Stored data

══════

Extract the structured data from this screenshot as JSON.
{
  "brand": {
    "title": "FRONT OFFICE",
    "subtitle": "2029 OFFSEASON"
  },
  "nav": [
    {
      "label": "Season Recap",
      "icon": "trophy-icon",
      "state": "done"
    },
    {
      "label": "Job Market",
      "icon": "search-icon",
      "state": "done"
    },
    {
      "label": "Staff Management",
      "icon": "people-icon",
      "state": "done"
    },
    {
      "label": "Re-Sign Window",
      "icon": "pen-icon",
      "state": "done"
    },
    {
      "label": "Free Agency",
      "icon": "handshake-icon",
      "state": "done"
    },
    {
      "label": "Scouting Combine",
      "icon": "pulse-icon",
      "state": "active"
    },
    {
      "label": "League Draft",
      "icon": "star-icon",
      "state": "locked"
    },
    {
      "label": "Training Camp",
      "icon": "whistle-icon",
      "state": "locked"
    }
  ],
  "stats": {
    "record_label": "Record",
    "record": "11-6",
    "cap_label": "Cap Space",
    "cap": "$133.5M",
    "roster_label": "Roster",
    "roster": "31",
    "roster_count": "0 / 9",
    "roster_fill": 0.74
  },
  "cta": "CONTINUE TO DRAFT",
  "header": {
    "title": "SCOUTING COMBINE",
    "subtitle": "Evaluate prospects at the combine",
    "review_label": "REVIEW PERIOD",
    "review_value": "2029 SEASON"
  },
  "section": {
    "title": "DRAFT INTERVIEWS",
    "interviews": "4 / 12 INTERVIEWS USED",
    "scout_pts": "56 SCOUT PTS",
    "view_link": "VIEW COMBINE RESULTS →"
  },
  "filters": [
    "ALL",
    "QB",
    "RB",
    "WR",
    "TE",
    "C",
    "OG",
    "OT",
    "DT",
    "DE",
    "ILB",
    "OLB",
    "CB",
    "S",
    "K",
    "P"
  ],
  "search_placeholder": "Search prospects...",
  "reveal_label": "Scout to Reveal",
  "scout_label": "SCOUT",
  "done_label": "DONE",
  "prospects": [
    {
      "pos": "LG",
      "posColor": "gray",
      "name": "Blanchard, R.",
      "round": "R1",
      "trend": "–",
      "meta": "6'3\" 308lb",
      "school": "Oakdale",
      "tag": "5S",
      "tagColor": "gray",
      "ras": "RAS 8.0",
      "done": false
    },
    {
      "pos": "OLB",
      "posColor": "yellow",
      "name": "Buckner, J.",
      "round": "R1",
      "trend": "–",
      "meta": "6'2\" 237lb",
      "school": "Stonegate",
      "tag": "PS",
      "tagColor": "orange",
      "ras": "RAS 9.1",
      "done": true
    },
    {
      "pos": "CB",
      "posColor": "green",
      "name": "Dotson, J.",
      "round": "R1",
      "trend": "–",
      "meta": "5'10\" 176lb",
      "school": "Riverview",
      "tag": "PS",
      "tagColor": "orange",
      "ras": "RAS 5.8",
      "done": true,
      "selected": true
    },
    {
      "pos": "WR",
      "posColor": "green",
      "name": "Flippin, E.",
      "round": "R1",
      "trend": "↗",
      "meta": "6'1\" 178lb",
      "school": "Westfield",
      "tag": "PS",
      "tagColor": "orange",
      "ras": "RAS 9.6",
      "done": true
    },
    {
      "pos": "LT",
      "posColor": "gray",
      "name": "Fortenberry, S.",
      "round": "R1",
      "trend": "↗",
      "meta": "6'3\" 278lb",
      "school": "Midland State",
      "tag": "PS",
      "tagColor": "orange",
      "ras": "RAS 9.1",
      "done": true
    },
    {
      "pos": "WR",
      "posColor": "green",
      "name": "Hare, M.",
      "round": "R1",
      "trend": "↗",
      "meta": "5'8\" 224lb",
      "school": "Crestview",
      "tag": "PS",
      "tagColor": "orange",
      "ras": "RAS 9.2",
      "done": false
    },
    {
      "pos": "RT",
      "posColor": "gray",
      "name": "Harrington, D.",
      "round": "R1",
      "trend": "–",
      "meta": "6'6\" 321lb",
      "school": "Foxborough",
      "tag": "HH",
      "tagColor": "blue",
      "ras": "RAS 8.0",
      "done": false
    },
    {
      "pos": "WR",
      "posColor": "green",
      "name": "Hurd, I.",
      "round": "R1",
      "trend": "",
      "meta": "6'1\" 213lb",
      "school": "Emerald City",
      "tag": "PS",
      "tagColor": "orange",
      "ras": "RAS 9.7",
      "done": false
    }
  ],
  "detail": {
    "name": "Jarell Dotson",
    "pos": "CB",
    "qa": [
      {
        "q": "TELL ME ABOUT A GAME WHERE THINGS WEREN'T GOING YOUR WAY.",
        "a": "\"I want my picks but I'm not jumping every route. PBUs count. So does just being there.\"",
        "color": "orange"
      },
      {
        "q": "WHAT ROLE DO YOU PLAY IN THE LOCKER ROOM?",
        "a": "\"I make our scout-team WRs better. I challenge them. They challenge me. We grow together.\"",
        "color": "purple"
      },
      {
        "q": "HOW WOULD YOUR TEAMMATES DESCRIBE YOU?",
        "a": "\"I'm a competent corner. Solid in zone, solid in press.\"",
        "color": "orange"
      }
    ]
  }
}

══════

#### [Problem requirements]
Every record above needs to be repeated word for word.

#### [In response]
Extract the structured data from this screenshot as JSON.
{
  "brand": {
    "title": "FRONT OFFICE",
    "subtitle": "2029 OFFSEASON"
  },
  "nav": [
    {
      "label": "Season Recap",
      "icon": "trophy-icon",
      "state": "done"
    },
    {
      "label": "Job Market",
      "icon": "search-icon",
      "state": "done"
    },
    {
      "label": "Staff Management",
      "icon": "people-icon",
      "state": "done"
    },
    {
      "label": "Re-Sign Window",
      "icon": "pen-icon",
      "state": "done"
    },
    {
      "label": "Free Agency",
      "icon": "handshake-icon",
      "state": "done"
    },
    {
      "label": "Scouting Combine",
      "icon": "pulse-icon",
      "state": "active"
    },
    {
      "label": "League Draft",
      "icon": "star-icon",
      "state": "locked"
    },
    {
      "label": "Training Camp",
      "icon": "whistle-icon",
      "state": "locked"
    }
  ],
  "stats": {
    "record_label": "Record",
    "record": "11-6",
    "cap_label": "Cap Space",
    "cap": "$133.5M",
    "roster_label": "Roster",
    "roster": "31",
    "roster_count": "0 / 9",
    "roster_fill": 0.74
  },
  "cta": "CONTINUE TO DRAFT",
  "header": {
    "title": "SCOUTING COMBINE",
    "subtitle": "Evaluate prospects at the combine",
    "review_label": "REVIEW PERIOD",
    "review_value": "2029 SEASON"
  },
  "section": {
    "title": "DRAFT INTERVIEWS",
    "interviews": "4 / 12 INTERVIEWS USED",
    "scout_pts": "56 SCOUT PTS",
    "view_link": "VIEW COMBINE RESULTS →"
  },
  "filters": [
    "ALL",
    "QB",
    "RB",
    "WR",
    "TE",
    "C",
    "OG",
    "OT",
    "DT",
    "DE",
    "ILB",
    "OLB",
    "CB",
    "S",
    "K",
    "P"
  ],
  "search_placeholder": "Search prospects...",
  "reveal_label": "Scout to Reveal",
  "scout_label": "SCOUT",
  "done_label": "DONE",
  "prospects": [
    {
      "pos": "LG",
      "posColor": "gray",
      "name": "Blanchard, R.",
      "round": "R1",
      "trend": "–",
      "meta": "6'3\" 308lb",
      "school": "Oakdale",
      "tag": "5S",
      "tagColor": "gray",
      "ras": "RAS 8.0",
      "done": false
    },
    {
      "pos": "OLB",
      "posColor": "yellow",
      "name": "Buckner, J.",
      "round": "R1",
      "trend": "–",
      "meta": "6'2\" 237lb",
      "school": "Stonegate",
      "tag": "PS",
      "tagColor": "orange",
      "ras": "RAS 9.1",
      "done": true
    },
    {
      "pos": "CB",
      "posColor": "green",
      "name": "Dotson, J.",
      "round": "R1",
      "trend": "–",
      "meta": "5'10\" 176lb",
      "school": "Riverview",
      "tag": "PS",
      "tagColor": "orange",
      "ras": "RAS 5.8",
      "done": true,
      "selected": true
    },
    {
      "pos": "WR",
      "posColor": "green",
      "name": "Flippin, E.",
      "round": "R1",
      "trend": "↗",
      "meta": "6'1\" 178lb",
      "school": "Westfield",
      "tag": "PS",
      "tagColor": "orange",
      "ras": "RAS 9.6",
      "done": true
    },
    {
      "pos": "LT",
      "posColor": "gray",
      "name": "Fortenberry, S.",
      "round": "R1",
      "trend": "↗",
      "meta": "6'3\" 278lb",
      "school": "Midland State",
      "tag": "PS",
      "tagColor": "orange",
      "ras": "RAS 9.1",
      "done": true
    },
    {
      "pos": "WR",
      "posColor": "green",
      "name": "Hare, M.",
      "round": "R1",
      "trend": "↗",
      "meta": "5'8\" 224lb",
      "school": "Crestview",
      "tag": "PS",
      "tagColor": "orange",
      "ras": "RAS 9.2",
      "done": false
    },
    {
      "pos": "RT",
      "posColor": "gray",
      "name": "Harrington, D.",
      "round": "R1",
      "trend": "–",
      "meta": "6'6\" 321lb",
      "school": "Foxborough",
      "tag": "HH",
      "tagColor": "blue",
      "ras": "RAS 8.0",
      "done": false
    },
    {
      "pos": "WR",
      "posColor": "green",
      "name": "Hurd, I.",
      "round": "R1",
      "trend": "",
      "meta": "6'1\" 213lb",
      "school": "Emerald City",
      "tag": "PS",
      "tagColor": "orange",
      "ras": "RAS 9.7",
      "done": false
    }
  ],
  "detail": {
    "name": "Jarell Dotson",
    "pos": "CB",
    "qa": [
      {
        "q": "TELL ME ABOUT A GAME WHERE THINGS WEREN'T GOING YOUR WAY.",
        "a": "\"I want my picks but I'm not jumping every route. PBUs count. So does just being there.\"",
        "color": "orange"
      },
      {
        "q": "WHAT ROLE DO YOU PLAY IN THE LOCKER ROOM?",
        "a": "\"I make our scout-team WRs better. I challenge them. They challenge me. We grow together.\"",
        "color": "purple"
      },
      {
        "q": "HOW WOULD YOUR TEAMMATES DESCRIBE YOU?",
        "a": "\"I'm a competent corner. Solid in zone, solid in press.\"",
        "color": "orange"
      }
    ]
  }
}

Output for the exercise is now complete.